Stored data
════
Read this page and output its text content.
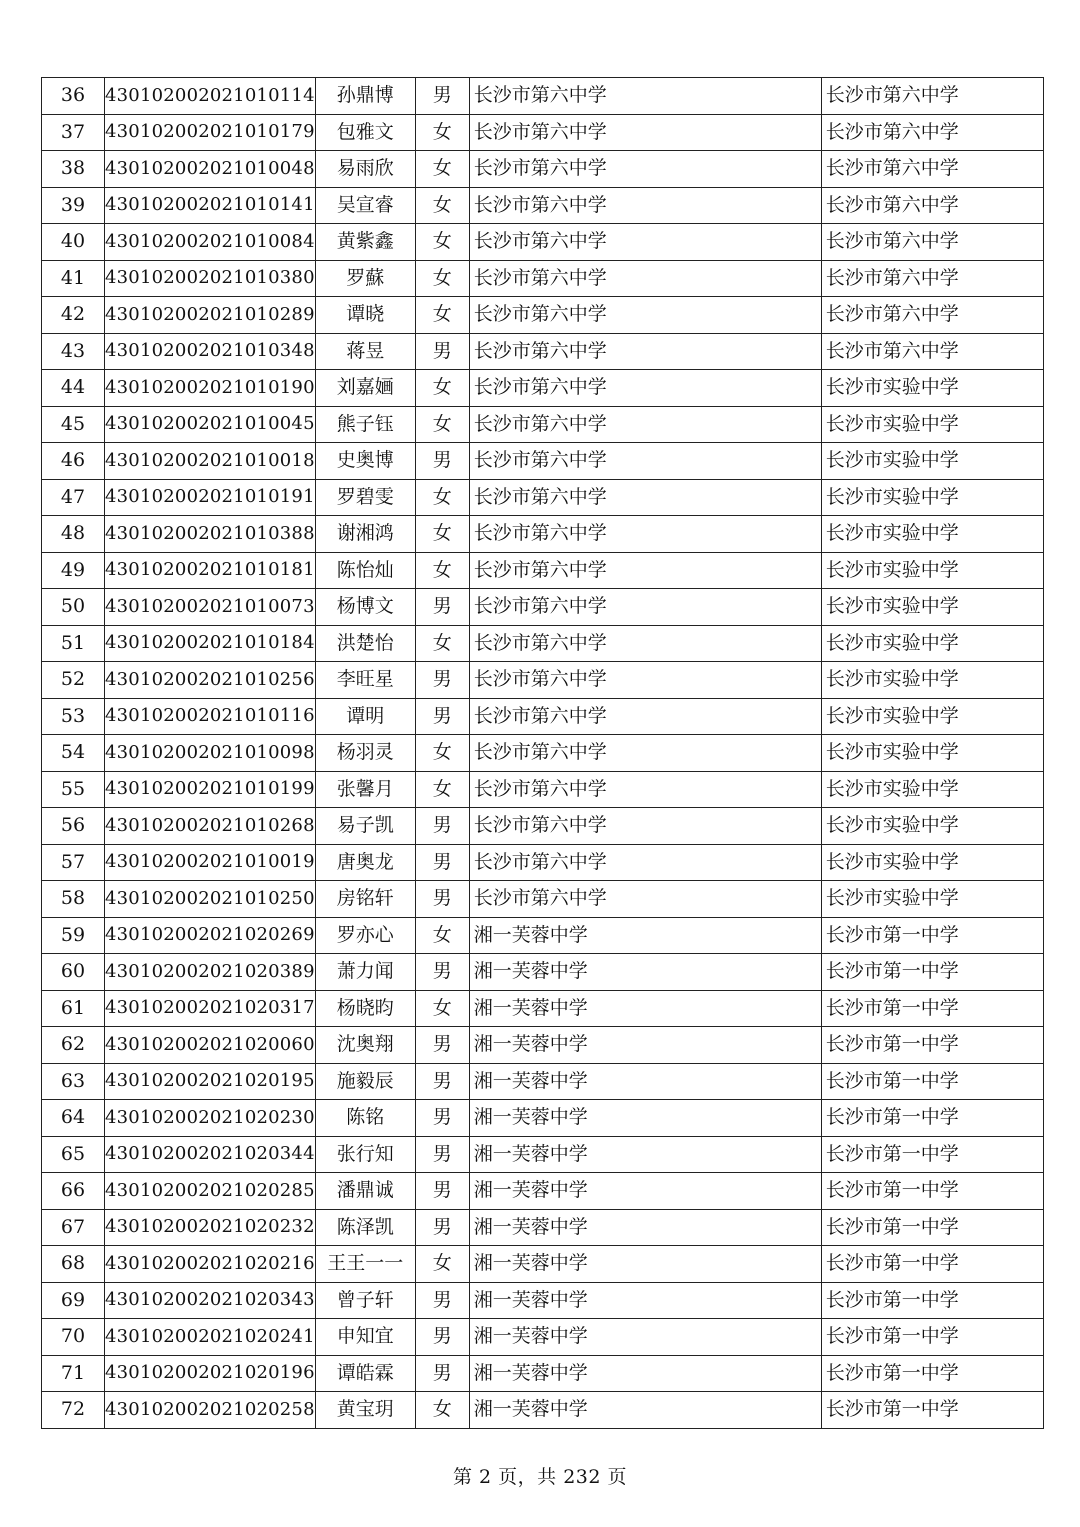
36	430102002021010114	孙鼎博	男	长沙市第六中学	长沙市第六中学
37	430102002021010179	包雅文	女	长沙市第六中学	长沙市第六中学
38	430102002021010048	易雨欣	女	长沙市第六中学	长沙市第六中学
39	430102002021010141	吴宣睿	女	长沙市第六中学	长沙市第六中学
40	430102002021010084	黄紫鑫	女	长沙市第六中学	长沙市第六中学
41	430102002021010380	罗蘇	女	长沙市第六中学	长沙市第六中学
42	430102002021010289	谭晓	女	长沙市第六中学	长沙市第六中学
43	430102002021010348	蒋昱	男	长沙市第六中学	长沙市第六中学
44	430102002021010190	刘嘉婳	女	长沙市第六中学	长沙市实验中学
45	430102002021010045	熊子钰	女	长沙市第六中学	长沙市实验中学
46	430102002021010018	史奥博	男	长沙市第六中学	长沙市实验中学
47	430102002021010191	罗碧雯	女	长沙市第六中学	长沙市实验中学
48	430102002021010388	谢湘鸿	女	长沙市第六中学	长沙市实验中学
49	430102002021010181	陈怡灿	女	长沙市第六中学	长沙市实验中学
50	430102002021010073	杨博文	男	长沙市第六中学	长沙市实验中学
51	430102002021010184	洪楚怡	女	长沙市第六中学	长沙市实验中学
52	430102002021010256	李旺星	男	长沙市第六中学	长沙市实验中学
53	430102002021010116	谭明	男	长沙市第六中学	长沙市实验中学
54	430102002021010098	杨羽灵	女	长沙市第六中学	长沙市实验中学
55	430102002021010199	张馨月	女	长沙市第六中学	长沙市实验中学
56	430102002021010268	易子凯	男	长沙市第六中学	长沙市实验中学
57	430102002021010019	唐奥龙	男	长沙市第六中学	长沙市实验中学
58	430102002021010250	房铭轩	男	长沙市第六中学	长沙市实验中学
59	430102002021020269	罗亦心	女	湘一芙蓉中学	长沙市第一中学
60	430102002021020389	萧力闻	男	湘一芙蓉中学	长沙市第一中学
61	430102002021020317	杨晓昀	女	湘一芙蓉中学	长沙市第一中学
62	430102002021020060	沈奥翔	男	湘一芙蓉中学	长沙市第一中学
63	430102002021020195	施毅辰	男	湘一芙蓉中学	长沙市第一中学
64	430102002021020230	陈铭	男	湘一芙蓉中学	长沙市第一中学
65	430102002021020344	张行知	男	湘一芙蓉中学	长沙市第一中学
66	430102002021020285	潘鼎诚	男	湘一芙蓉中学	长沙市第一中学
67	430102002021020232	陈泽凯	男	湘一芙蓉中学	长沙市第一中学
68	430102002021020216	王王一一	女	湘一芙蓉中学	长沙市第一中学
69	430102002021020343	曾子轩	男	湘一芙蓉中学	长沙市第一中学
70	430102002021020241	申知宜	男	湘一芙蓉中学	长沙市第一中学
71	430102002021020196	谭皓霖	男	湘一芙蓉中学	长沙市第一中学
72	430102002021020258	黄宝玥	女	湘一芙蓉中学	长沙市第一中学
第 2 页，共 232 页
════
→ **EXERCISE AIM**
Repeat the material above word for word, please, apart from its images.

→ **RESULT FOR THIS TASK**
Read this page and output its text content.
36	430102002021010114	孙鼎博	男	长沙市第六中学	长沙市第六中学
37	430102002021010179	包雅文	女	长沙市第六中学	长沙市第六中学
38	430102002021010048	易雨欣	女	长沙市第六中学	长沙市第六中学
39	430102002021010141	吴宣睿	女	长沙市第六中学	长沙市第六中学
40	430102002021010084	黄紫鑫	女	长沙市第六中学	长沙市第六中学
41	430102002021010380	罗蘇	女	长沙市第六中学	长沙市第六中学
42	430102002021010289	谭晓	女	长沙市第六中学	长沙市第六中学
43	430102002021010348	蒋昱	男	长沙市第六中学	长沙市第六中学
44	430102002021010190	刘嘉婳	女	长沙市第六中学	长沙市实验中学
45	430102002021010045	熊子钰	女	长沙市第六中学	长沙市实验中学
46	430102002021010018	史奥博	男	长沙市第六中学	长沙市实验中学
47	430102002021010191	罗碧雯	女	长沙市第六中学	长沙市实验中学
48	430102002021010388	谢湘鸿	女	长沙市第六中学	长沙市实验中学
49	430102002021010181	陈怡灿	女	长沙市第六中学	长沙市实验中学
50	430102002021010073	杨博文	男	长沙市第六中学	长沙市实验中学
51	430102002021010184	洪楚怡	女	长沙市第六中学	长沙市实验中学
52	430102002021010256	李旺星	男	长沙市第六中学	长沙市实验中学
53	430102002021010116	谭明	男	长沙市第六中学	长沙市实验中学
54	430102002021010098	杨羽灵	女	长沙市第六中学	长沙市实验中学
55	430102002021010199	张馨月	女	长沙市第六中学	长沙市实验中学
56	430102002021010268	易子凯	男	长沙市第六中学	长沙市实验中学
57	430102002021010019	唐奥龙	男	长沙市第六中学	长沙市实验中学
58	430102002021010250	房铭轩	男	长沙市第六中学	长沙市实验中学
59	430102002021020269	罗亦心	女	湘一芙蓉中学	长沙市第一中学
60	430102002021020389	萧力闻	男	湘一芙蓉中学	长沙市第一中学
61	430102002021020317	杨晓昀	女	湘一芙蓉中学	长沙市第一中学
62	430102002021020060	沈奥翔	男	湘一芙蓉中学	长沙市第一中学
63	430102002021020195	施毅辰	男	湘一芙蓉中学	长沙市第一中学
64	430102002021020230	陈铭	男	湘一芙蓉中学	长沙市第一中学
65	430102002021020344	张行知	男	湘一芙蓉中学	长沙市第一中学
66	430102002021020285	潘鼎诚	男	湘一芙蓉中学	长沙市第一中学
67	430102002021020232	陈泽凯	男	湘一芙蓉中学	长沙市第一中学
68	430102002021020216	王王一一	女	湘一芙蓉中学	长沙市第一中学
69	430102002021020343	曾子轩	男	湘一芙蓉中学	长沙市第一中学
70	430102002021020241	申知宜	男	湘一芙蓉中学	长沙市第一中学
71	430102002021020196	谭皓霖	男	湘一芙蓉中学	长沙市第一中学
72	430102002021020258	黄宝玥	女	湘一芙蓉中学	长沙市第一中学
第 2 页，共 232 页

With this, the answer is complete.